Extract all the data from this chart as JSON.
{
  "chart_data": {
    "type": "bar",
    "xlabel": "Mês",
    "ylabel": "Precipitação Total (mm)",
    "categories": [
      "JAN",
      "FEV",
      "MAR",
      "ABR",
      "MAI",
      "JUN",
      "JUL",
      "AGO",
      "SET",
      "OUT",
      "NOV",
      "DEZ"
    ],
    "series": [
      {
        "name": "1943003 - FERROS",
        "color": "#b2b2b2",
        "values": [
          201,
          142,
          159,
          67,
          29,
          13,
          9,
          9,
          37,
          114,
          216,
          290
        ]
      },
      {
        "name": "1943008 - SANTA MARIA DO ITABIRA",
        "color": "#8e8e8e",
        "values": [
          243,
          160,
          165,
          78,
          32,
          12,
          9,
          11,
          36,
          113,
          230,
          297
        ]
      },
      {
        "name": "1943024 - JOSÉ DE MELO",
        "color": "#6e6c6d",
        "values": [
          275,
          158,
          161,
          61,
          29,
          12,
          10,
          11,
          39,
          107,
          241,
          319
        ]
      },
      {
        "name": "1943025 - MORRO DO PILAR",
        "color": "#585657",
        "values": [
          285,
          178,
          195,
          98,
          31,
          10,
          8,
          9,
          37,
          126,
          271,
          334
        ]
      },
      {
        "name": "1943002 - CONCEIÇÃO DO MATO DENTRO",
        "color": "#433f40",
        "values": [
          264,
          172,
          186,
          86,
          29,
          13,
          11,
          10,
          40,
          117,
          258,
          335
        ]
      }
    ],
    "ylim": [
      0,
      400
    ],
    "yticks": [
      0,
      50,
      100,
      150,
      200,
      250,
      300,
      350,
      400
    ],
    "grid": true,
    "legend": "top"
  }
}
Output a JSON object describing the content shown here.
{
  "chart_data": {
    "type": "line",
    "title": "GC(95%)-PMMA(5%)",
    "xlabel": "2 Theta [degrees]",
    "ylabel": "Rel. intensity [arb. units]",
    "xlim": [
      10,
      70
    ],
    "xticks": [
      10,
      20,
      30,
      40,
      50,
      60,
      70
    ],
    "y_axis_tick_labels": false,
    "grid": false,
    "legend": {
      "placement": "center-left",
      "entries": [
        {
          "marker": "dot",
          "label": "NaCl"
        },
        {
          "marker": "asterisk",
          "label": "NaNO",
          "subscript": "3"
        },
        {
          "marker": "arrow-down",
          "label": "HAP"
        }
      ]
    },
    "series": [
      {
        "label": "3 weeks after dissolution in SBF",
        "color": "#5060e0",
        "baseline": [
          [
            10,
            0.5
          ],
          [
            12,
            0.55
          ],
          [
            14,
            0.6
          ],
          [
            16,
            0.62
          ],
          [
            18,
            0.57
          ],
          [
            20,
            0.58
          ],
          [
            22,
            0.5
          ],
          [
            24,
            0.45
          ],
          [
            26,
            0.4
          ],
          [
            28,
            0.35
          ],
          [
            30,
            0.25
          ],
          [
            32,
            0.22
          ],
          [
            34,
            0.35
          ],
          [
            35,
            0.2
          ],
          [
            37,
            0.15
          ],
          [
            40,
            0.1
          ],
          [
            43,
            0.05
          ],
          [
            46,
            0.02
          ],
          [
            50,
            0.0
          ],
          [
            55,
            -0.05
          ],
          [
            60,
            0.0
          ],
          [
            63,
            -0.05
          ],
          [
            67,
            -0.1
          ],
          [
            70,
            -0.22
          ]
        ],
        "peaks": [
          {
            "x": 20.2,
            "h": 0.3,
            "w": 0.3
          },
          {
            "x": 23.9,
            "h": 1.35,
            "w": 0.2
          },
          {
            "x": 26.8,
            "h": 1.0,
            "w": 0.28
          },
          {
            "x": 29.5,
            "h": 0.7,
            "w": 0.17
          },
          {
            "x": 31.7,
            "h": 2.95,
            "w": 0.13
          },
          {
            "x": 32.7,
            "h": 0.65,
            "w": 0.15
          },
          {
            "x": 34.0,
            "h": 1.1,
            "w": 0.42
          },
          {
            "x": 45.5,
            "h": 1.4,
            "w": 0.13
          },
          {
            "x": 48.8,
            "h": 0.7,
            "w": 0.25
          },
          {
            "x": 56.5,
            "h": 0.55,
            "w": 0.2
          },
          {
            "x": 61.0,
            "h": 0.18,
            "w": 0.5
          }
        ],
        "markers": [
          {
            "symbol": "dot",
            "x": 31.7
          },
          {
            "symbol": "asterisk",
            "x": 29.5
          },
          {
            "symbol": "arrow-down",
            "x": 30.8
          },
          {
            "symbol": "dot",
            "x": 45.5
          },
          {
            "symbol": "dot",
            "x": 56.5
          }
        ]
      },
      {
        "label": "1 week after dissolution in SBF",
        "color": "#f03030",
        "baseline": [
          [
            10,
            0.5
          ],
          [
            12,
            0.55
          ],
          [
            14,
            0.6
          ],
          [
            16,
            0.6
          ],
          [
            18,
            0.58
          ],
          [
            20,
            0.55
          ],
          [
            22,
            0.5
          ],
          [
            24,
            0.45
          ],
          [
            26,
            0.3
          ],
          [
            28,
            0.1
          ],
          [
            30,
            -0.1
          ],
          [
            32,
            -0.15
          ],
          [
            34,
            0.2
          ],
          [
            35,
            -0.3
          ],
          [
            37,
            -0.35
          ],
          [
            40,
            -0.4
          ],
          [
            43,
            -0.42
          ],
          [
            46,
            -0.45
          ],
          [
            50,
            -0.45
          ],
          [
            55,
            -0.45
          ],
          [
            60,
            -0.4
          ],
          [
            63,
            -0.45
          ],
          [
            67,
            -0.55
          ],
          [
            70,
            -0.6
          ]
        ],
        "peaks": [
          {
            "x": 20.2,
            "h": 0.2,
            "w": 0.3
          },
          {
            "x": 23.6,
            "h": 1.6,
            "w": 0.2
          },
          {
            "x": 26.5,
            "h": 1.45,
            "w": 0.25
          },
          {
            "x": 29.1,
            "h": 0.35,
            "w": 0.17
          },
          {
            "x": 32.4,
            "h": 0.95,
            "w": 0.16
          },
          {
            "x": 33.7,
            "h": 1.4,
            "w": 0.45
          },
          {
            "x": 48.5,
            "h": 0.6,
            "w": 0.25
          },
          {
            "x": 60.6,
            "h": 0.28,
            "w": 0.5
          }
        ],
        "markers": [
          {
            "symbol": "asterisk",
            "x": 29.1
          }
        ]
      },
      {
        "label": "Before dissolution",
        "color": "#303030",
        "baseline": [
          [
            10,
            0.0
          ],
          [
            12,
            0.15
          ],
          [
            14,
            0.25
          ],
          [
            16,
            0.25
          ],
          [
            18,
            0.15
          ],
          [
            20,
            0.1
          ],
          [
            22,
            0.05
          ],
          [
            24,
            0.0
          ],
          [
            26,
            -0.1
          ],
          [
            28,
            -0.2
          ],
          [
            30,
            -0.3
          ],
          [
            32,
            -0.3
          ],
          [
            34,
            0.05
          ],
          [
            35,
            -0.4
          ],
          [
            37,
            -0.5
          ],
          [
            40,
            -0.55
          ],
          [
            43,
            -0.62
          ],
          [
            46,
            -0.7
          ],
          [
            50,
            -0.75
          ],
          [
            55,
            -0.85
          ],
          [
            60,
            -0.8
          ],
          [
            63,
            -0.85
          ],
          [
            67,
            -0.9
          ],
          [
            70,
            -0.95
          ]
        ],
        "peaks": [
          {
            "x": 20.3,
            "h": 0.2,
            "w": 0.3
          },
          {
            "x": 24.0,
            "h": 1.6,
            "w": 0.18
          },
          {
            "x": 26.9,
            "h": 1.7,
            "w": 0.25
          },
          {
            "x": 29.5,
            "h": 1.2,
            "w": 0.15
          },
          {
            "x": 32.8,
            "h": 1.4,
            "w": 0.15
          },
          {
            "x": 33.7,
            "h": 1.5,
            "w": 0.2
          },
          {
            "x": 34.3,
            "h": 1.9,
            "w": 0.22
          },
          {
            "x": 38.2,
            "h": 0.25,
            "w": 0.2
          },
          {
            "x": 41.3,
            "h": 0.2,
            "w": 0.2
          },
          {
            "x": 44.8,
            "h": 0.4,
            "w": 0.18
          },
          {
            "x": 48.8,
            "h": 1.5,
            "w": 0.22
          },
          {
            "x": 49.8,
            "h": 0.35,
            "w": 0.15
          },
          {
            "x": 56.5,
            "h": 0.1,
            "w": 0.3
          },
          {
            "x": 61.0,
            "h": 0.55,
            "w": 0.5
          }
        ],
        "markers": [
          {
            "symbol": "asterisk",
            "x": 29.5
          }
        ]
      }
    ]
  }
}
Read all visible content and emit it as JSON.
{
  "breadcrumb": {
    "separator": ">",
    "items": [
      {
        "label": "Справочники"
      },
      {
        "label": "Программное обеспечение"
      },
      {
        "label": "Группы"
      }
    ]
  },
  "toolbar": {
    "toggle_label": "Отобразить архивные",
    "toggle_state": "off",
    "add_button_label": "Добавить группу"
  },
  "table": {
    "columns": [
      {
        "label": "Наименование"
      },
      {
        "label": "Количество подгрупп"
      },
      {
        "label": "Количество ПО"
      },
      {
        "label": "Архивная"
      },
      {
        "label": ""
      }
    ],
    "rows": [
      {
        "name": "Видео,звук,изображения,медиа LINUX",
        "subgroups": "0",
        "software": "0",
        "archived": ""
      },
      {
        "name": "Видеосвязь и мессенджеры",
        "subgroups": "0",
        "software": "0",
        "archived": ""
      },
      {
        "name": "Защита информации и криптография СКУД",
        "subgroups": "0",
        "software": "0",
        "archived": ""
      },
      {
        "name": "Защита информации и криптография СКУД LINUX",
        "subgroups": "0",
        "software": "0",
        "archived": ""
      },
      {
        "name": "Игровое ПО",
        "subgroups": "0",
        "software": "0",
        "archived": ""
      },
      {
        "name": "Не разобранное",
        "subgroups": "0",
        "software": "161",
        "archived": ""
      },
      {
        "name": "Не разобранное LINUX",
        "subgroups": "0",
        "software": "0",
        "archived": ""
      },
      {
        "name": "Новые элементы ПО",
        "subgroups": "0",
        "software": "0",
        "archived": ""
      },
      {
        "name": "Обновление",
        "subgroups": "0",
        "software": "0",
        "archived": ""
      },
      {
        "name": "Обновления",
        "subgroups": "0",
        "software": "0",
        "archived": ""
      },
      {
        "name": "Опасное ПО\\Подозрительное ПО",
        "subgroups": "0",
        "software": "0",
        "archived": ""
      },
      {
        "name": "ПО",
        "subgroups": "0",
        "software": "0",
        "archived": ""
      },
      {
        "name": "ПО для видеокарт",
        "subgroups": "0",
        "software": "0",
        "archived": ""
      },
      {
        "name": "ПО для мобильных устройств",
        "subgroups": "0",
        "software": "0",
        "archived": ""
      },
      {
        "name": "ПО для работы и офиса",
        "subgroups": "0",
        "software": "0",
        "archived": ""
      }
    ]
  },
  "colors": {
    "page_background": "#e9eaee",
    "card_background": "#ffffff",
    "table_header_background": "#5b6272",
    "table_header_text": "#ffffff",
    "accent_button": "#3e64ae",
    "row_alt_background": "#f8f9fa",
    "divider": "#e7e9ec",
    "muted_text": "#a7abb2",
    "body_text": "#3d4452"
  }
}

○ ○ ○

▶ **SHORT EXERCISE**
Check each line above for the string "ffffff" and report how many lines have it, giving only the number.

▶ **SOLUTION BELOW**
2